**DATA UNDER STUDY:**

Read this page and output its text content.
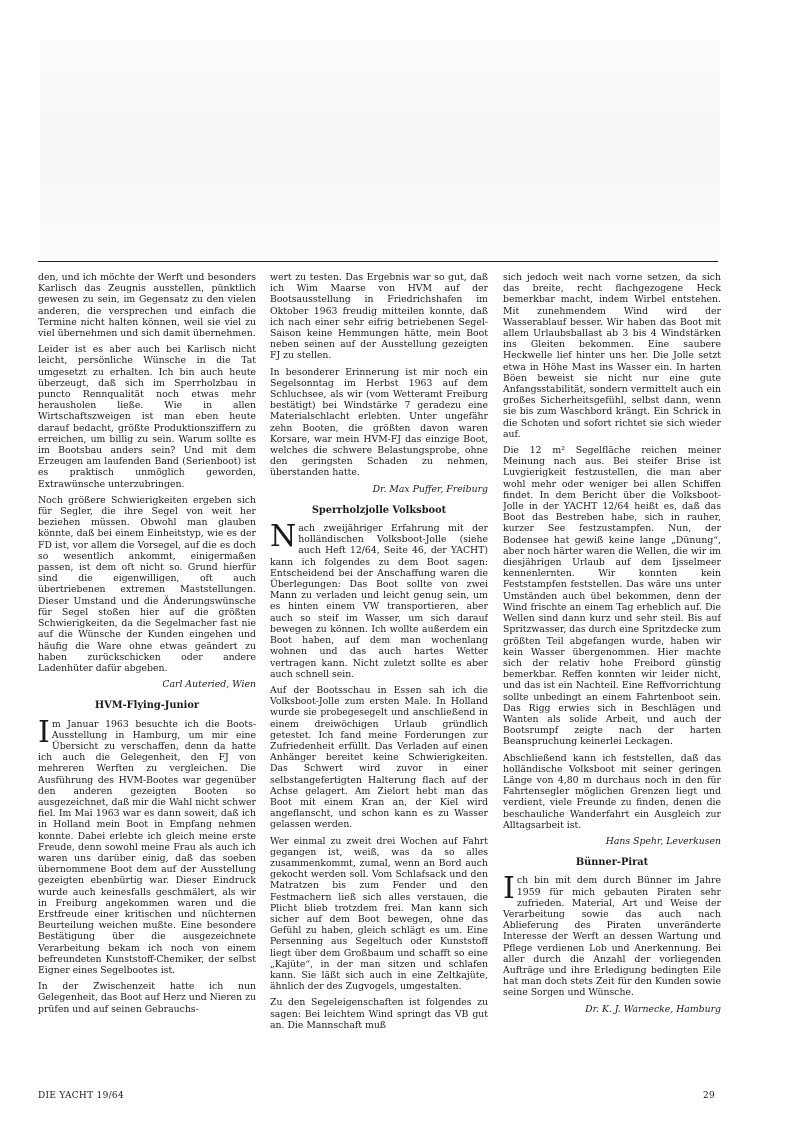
den, und ich möchte der Werft und besonders Karlisch das Zeugnis ausstellen, pünktlich gewesen zu sein, im Gegensatz zu den vielen anderen, die versprechen und einfach die Termine nicht halten können, weil sie viel zu viel übernehmen und sich damit übernehmen.

Leider ist es aber auch bei Karlisch nicht leicht, persönliche Wünsche in die Tat umgesetzt zu erhalten. Ich bin auch heute überzeugt, daß sich im Sperrholzbau in puncto Rennqualität noch etwas mehr herausholen ließe. Wie in allen Wirtschaftszweigen ist man eben heute darauf bedacht, größte Produktionsziffern zu erreichen, um billig zu sein. Warum sollte es im Bootsbau anders sein? Und mit dem Erzeugen am laufenden Band (Serienboot) ist es praktisch unmöglich geworden, Extrawünsche unterzubringen.

Noch größere Schwierigkeiten ergeben sich für Segler, die ihre Segel von weit her beziehen müssen. Obwohl man glauben könnte, daß bei einem Einheitstyp, wie es der FD ist, vor allem die Vorsegel, auf die es doch so wesentlich ankommt, einigermaßen passen, ist dem oft nicht so. Grund hierfür sind die eigenwilligen, oft auch übertriebenen extremen Maststellungen. Dieser Umstand und die Änderungswünsche für Segel stoßen hier auf die größten Schwierigkeiten, da die Segelmacher fast nie auf die Wünsche der Kunden eingehen und häufig die Ware ohne etwas geändert zu haben zurückschicken oder andere Ladenhüter dafür abgeben.

Carl Auteried, Wien

HVM-Flying-Junior

Im Januar 1963 besuchte ich die Boots-Ausstellung in Hamburg, um mir eine Übersicht zu verschaffen, denn da hatte ich auch die Gelegenheit, den FJ von mehreren Werften zu vergleichen. Die Ausführung des HVM-Bootes war gegenüber den anderen gezeigten Booten so ausgezeichnet, daß mir die Wahl nicht schwer fiel. Im Mai 1963 war es dann soweit, daß ich in Holland mein Boot in Empfang nehmen konnte. Dabei erlebte ich gleich meine erste Freude, denn sowohl meine Frau als auch ich waren uns darüber einig, daß das soeben übernommene Boot dem auf der Ausstellung gezeigten ebenbürtig war. Dieser Eindruck wurde auch keinesfalls geschmälert, als wir in Freiburg angekommen waren und die Erstfreude einer kritischen und nüchternen Beurteilung weichen mußte. Eine besondere Bestätigung über die ausgezeichnete Verarbeitung bekam ich noch von einem befreundeten Kunststoff-Chemiker, der selbst Eigner eines Segelbootes ist.

In der Zwischenzeit hatte ich nun Gelegenheit, das Boot auf Herz und Nieren zu prüfen und auf seinen Gebrauchs-

wert zu testen. Das Ergebnis war so gut, daß ich Wim Maarse von HVM auf der Bootsausstellung in Friedrichshafen im Oktober 1963 freudig mitteilen konnte, daß ich nach einer sehr eifrig betriebenen Segel-Saison keine Hemmungen hätte, mein Boot neben seinen auf der Ausstellung gezeigten FJ zu stellen.

In besonderer Erinnerung ist mir noch ein Segelsonntag im Herbst 1963 auf dem Schluchsee, als wir (vom Wetteramt Freiburg bestätigt) bei Windstärke 7 geradezu eine Materialschlacht erlebten. Unter ungefähr zehn Booten, die größten davon waren Korsare, war mein HVM-FJ das einzige Boot, welches die schwere Belastungsprobe, ohne den geringsten Schaden zu nehmen, überstanden hatte.

Dr. Max Puffer, Freiburg

Sperrholzjolle Volksboot

Nach zweijähriger Erfahrung mit der holländischen Volksboot-Jolle (siehe auch Heft 12/64, Seite 46, der YACHT) kann ich folgendes zu dem Boot sagen: Entscheidend bei der Anschaffung waren die Überlegungen: Das Boot sollte von zwei Mann zu verladen und leicht genug sein, um es hinten einem VW transportieren, aber auch so steif im Wasser, um sich darauf bewegen zu können. Ich wollte außerdem ein Boot haben, auf dem man wochenlang wohnen und das auch hartes Wetter vertragen kann. Nicht zuletzt sollte es aber auch schnell sein.

Auf der Bootsschau in Essen sah ich die Volksboot-Jolle zum ersten Male. In Holland wurde sie probegesegelt und anschließend in einem dreiwöchigen Urlaub gründlich getestet. Ich fand meine Forderungen zur Zufriedenheit erfüllt. Das Verladen auf einen Anhänger bereitet keine Schwierigkeiten. Das Schwert wird zuvor in einer selbstangefertigten Halterung flach auf der Achse gelagert. Am Zielort hebt man das Boot mit einem Kran an, der Kiel wird angeflanscht, und schon kann es zu Wasser gelassen werden.

Wer einmal zu zweit drei Wochen auf Fahrt gegangen ist, weiß, was da so alles zusammenkommt, zumal, wenn an Bord auch gekocht werden soll. Vom Schlafsack und den Matratzen bis zum Fender und den Festmachern ließ sich alles verstauen, die Plicht blieb trotzdem frei. Man kann sich sicher auf dem Boot bewegen, ohne das Gefühl zu haben, gleich schlägt es um. Eine Persenning aus Segeltuch oder Kunststoff liegt über dem Großbaum und schafft so eine „Kajüte“, in der man sitzen und schlafen kann. Sie läßt sich auch in eine Zeltkajüte, ähnlich der des Zugvogels, umgestalten.

Zu den Segeleigenschaften ist folgendes zu sagen: Bei leichtem Wind springt das VB gut an. Die Mannschaft muß

sich jedoch weit nach vorne setzen, da sich das breite, recht flachgezogene Heck bemerkbar macht, indem Wirbel entstehen. Mit zunehmendem Wind wird der Wasserablauf besser. Wir haben das Boot mit allem Urlaubsballast ab 3 bis 4 Windstärken ins Gleiten bekommen. Eine saubere Heckwelle lief hinter uns her. Die Jolle setzt etwa in Höhe Mast ins Wasser ein. In harten Böen beweist sie nicht nur eine gute Anfangsstabilität, sondern vermittelt auch ein großes Sicherheitsgefühl, selbst dann, wenn sie bis zum Waschbord krängt. Ein Schrick in die Schoten und sofort richtet sie sich wieder auf.

Die 12 m² Segelfläche reichen meiner Meinung nach aus. Bei steifer Brise ist Luvgierigkeit festzustellen, die man aber wohl mehr oder weniger bei allen Schiffen findet. In dem Bericht über die Volksboot-Jolle in der YACHT 12/64 heißt es, daß das Boot das Bestreben habe, sich in rauher, kurzer See festzustampfen. Nun, der Bodensee hat gewiß keine lange „Dünung“, aber noch härter waren die Wellen, die wir im diesjährigen Urlaub auf dem Ijsselmeer kennenlernten. Wir konnten kein Feststampfen feststellen. Das wäre uns unter Umständen auch übel bekommen, denn der Wind frischte an einem Tag erheblich auf. Die Wellen sind dann kurz und sehr steil. Bis auf Spritzwasser, das durch eine Spritzdecke zum größten Teil abgefangen wurde, haben wir kein Wasser übergenommen. Hier machte sich der relativ hohe Freibord günstig bemerkbar. Reffen konnten wir leider nicht, und das ist ein Nachteil. Eine Reffvorrichtung sollte unbedingt an einem Fahrtenboot sein. Das Rigg erwies sich in Beschlägen und Wanten als solide Arbeit, und auch der Bootsrumpf zeigte nach der harten Beanspruchung keinerlei Leckagen.

Abschließend kann ich feststellen, daß das holländische Volksboot mit seiner geringen Länge von 4,80 m durchaus noch in den für Fahrtensegler möglichen Grenzen liegt und verdient, viele Freunde zu finden, denen die beschauliche Wanderfahrt ein Ausgleich zur Alltagsarbeit ist.

Hans Spehr, Leverkusen

Bünner-Pirat

Ich bin mit dem durch Bünner im Jahre 1959 für mich gebauten Piraten sehr zufrieden. Material, Art und Weise der Verarbeitung sowie das auch nach Ablieferung des Piraten unveränderte Interesse der Werft an dessen Wartung und Pflege verdienen Lob und Anerkennung. Bei aller durch die Anzahl der vorliegenden Aufträge und ihre Erledigung bedingten Eile hat man doch stets Zeit für den Kunden sowie seine Sorgen und Wünsche.

Dr. K. J. Warnecke, Hamburg

DIE YACHT 19/64	29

**TRY IT:**
Among these entries, how many lines include the string "darauf"? Reply with the number by itself.

**REPLY TO THE EXERCISE:**
2